BEGIN Stored data

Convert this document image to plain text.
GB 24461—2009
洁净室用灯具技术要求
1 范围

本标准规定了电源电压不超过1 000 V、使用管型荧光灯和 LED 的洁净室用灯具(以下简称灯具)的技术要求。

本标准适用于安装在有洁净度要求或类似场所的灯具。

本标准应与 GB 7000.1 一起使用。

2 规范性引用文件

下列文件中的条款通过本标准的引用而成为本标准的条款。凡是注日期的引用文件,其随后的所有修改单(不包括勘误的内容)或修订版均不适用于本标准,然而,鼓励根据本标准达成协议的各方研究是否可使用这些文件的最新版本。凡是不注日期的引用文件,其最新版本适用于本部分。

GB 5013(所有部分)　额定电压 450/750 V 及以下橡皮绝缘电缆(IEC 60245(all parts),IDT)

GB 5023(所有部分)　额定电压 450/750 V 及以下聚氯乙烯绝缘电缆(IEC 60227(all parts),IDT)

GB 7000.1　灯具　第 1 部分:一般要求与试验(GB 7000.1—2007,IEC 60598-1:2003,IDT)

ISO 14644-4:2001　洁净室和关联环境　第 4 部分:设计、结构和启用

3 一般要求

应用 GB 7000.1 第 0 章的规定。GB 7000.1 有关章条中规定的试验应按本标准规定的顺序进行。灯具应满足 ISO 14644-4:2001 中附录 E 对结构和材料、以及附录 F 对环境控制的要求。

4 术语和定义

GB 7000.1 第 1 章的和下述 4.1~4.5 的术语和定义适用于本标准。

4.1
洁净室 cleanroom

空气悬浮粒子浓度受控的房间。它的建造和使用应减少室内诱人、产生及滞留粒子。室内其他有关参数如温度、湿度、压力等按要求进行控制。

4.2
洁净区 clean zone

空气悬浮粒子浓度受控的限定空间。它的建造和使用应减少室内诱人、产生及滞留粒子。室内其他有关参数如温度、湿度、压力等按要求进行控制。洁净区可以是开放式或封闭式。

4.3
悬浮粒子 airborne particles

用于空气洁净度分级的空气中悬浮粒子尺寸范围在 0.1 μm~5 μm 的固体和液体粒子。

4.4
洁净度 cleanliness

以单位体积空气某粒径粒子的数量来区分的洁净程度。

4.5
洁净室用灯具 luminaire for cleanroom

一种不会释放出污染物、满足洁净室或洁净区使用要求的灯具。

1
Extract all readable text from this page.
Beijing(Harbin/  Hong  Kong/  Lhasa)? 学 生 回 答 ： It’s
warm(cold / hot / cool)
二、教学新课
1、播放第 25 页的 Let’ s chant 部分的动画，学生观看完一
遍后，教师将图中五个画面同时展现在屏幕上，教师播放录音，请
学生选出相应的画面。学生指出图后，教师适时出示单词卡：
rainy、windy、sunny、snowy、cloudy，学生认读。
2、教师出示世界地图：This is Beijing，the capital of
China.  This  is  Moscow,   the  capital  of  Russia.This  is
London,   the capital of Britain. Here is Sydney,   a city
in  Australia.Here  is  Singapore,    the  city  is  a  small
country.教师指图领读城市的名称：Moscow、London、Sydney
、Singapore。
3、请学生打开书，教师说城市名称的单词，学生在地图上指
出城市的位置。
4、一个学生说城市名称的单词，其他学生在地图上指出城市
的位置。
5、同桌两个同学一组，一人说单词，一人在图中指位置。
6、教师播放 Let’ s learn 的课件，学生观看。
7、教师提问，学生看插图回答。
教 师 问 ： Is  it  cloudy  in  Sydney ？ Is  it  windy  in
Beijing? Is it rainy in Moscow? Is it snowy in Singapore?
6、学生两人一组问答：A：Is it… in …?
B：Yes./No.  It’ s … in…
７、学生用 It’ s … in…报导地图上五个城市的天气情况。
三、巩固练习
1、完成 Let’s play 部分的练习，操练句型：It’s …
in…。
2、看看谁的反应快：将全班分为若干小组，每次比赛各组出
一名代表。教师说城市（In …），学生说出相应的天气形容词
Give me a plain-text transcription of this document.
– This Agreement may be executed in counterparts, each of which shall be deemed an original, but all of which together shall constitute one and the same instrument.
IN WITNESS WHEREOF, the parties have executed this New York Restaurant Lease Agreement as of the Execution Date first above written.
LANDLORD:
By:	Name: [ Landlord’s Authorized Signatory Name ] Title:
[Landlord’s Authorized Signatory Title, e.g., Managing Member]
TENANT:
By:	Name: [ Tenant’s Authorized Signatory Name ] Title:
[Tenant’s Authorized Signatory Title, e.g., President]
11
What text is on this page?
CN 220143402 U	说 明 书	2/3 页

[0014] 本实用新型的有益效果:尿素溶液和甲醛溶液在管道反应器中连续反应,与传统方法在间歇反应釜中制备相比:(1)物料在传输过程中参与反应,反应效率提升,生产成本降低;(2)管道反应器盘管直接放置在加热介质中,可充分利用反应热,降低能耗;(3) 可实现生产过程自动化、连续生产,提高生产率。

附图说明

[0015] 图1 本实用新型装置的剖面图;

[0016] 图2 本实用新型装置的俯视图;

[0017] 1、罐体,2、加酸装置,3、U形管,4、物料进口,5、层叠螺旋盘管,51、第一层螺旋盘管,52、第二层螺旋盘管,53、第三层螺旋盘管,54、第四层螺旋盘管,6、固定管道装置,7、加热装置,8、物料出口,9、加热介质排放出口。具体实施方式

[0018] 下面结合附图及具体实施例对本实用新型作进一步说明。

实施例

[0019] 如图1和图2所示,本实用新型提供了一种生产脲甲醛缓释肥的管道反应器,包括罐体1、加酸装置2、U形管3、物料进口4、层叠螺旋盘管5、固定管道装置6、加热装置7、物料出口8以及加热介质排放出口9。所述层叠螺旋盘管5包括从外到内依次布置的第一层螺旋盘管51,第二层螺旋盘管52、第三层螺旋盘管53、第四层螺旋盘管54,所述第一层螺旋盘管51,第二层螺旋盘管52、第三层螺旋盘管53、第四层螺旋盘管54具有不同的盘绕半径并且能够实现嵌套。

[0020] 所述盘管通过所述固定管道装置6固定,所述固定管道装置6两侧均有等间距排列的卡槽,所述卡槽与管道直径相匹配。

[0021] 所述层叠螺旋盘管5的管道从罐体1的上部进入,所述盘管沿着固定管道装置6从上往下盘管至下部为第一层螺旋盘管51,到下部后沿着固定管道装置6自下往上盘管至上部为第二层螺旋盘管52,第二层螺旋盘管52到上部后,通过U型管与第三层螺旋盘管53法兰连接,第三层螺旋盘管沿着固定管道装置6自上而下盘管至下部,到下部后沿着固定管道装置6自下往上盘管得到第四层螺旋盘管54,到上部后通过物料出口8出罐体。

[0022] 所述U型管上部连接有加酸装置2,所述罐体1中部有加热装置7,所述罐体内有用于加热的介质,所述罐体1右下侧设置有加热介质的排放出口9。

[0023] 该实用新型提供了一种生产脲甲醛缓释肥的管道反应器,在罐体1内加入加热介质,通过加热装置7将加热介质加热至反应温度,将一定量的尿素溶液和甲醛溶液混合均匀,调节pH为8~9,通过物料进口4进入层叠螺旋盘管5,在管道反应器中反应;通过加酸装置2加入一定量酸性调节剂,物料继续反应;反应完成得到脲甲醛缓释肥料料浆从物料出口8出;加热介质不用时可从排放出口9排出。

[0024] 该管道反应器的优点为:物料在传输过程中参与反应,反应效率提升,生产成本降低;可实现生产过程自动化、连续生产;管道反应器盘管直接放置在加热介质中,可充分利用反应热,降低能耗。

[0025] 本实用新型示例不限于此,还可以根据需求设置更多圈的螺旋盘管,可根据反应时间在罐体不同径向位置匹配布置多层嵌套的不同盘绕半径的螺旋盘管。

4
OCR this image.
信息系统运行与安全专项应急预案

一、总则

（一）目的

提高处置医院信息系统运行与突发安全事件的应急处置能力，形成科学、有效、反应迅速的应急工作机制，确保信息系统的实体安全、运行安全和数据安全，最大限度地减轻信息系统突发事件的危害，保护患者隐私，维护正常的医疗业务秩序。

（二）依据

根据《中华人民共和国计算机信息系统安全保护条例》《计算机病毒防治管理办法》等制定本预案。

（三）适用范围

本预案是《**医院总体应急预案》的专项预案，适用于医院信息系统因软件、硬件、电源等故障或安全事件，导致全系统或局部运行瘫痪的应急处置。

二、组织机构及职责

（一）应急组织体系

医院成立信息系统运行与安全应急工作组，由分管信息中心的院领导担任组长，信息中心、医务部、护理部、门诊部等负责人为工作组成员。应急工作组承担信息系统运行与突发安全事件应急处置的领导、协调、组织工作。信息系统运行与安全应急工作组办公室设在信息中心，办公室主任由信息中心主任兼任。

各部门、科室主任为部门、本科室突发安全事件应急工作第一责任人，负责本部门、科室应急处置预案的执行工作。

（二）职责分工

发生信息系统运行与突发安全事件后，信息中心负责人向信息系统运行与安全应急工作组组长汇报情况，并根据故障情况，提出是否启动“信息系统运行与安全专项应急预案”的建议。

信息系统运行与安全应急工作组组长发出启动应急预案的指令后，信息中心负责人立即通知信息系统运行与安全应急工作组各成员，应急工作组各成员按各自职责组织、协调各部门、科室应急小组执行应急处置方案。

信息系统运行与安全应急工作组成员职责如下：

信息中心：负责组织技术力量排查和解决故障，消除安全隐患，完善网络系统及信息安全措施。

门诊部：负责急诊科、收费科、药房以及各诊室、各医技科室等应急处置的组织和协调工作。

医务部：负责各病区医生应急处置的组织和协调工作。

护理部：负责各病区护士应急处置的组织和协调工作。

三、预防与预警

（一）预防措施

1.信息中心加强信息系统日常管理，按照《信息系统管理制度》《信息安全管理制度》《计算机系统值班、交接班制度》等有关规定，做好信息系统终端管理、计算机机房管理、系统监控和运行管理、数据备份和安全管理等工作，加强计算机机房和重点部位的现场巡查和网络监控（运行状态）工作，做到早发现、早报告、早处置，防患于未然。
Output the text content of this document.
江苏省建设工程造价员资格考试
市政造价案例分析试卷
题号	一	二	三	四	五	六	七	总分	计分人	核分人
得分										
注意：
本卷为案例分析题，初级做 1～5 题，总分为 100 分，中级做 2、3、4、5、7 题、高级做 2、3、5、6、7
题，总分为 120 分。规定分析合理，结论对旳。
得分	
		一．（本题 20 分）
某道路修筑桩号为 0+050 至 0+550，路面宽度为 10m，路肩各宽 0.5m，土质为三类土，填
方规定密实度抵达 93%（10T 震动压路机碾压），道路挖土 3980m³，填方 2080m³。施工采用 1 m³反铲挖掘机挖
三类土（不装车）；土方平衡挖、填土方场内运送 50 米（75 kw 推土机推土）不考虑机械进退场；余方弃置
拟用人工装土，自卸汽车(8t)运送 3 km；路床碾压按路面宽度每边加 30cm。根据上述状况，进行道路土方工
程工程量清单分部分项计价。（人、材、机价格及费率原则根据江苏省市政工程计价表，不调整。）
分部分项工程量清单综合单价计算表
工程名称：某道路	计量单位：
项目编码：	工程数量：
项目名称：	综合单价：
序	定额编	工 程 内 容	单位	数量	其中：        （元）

END Stored data

## Task brief
Return only the lines running from the line with "Output the text content of this document." to the last line of the records, both included, exactly as written.

## Expected answer
Output the text content of this document.
江苏省建设工程造价员资格考试
市政造价案例分析试卷
题号	一	二	三	四	五	六	七	总分	计分人	核分人
得分										
注意：
本卷为案例分析题，初级做 1～5 题，总分为 100 分，中级做 2、3、4、5、7 题、高级做 2、3、5、6、7
题，总分为 120 分。规定分析合理，结论对旳。
得分	
		一．（本题 20 分）
某道路修筑桩号为 0+050 至 0+550，路面宽度为 10m，路肩各宽 0.5m，土质为三类土，填
方规定密实度抵达 93%（10T 震动压路机碾压），道路挖土 3980m³，填方 2080m³。施工采用 1 m³反铲挖掘机挖
三类土（不装车）；土方平衡挖、填土方场内运送 50 米（75 kw 推土机推土）不考虑机械进退场；余方弃置
拟用人工装土，自卸汽车(8t)运送 3 km；路床碾压按路面宽度每边加 30cm。根据上述状况，进行道路土方工
程工程量清单分部分项计价。（人、材、机价格及费率原则根据江苏省市政工程计价表，不调整。）
分部分项工程量清单综合单价计算表
工程名称：某道路	计量单位：
项目编码：	工程数量：
项目名称：	综合单价：
序	定额编	工 程 内 容	单位	数量	其中：        （元）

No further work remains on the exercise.